Collect each line holding the string "JSON".

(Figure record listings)

--- BEGIN ---

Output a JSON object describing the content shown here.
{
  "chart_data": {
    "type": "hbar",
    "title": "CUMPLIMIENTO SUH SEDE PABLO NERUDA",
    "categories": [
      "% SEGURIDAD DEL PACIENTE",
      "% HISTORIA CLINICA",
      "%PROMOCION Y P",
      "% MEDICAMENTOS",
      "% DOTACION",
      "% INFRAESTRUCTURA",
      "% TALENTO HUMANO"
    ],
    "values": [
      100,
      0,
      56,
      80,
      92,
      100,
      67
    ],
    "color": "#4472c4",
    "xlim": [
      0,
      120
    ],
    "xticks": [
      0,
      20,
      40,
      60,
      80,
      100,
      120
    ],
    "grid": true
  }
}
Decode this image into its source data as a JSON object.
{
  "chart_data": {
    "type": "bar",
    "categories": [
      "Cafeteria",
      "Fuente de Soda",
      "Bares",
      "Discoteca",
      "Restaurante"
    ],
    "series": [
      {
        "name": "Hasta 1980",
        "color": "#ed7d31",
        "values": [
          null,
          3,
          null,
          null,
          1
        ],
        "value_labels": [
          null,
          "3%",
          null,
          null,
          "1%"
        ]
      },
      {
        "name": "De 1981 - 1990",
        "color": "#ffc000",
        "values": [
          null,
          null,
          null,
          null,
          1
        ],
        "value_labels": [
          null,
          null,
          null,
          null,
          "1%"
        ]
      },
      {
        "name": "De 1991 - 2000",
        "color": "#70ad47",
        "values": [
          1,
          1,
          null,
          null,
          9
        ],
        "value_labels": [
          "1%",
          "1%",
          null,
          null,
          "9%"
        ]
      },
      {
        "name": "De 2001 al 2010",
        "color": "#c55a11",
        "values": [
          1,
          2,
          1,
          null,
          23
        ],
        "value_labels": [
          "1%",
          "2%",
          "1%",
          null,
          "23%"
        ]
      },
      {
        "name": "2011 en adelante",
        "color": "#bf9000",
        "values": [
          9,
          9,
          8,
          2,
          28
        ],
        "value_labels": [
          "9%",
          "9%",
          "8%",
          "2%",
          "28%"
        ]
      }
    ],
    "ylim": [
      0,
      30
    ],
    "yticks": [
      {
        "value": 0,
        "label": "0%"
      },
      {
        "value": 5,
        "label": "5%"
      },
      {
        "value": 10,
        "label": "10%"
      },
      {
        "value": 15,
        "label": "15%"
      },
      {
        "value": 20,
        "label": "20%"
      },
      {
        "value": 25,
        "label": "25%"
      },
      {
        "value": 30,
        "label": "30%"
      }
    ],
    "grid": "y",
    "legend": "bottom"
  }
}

--- END ---

Answer to the exercise
Output a JSON object describing the content shown here.
Decode this image into its source data as a JSON object.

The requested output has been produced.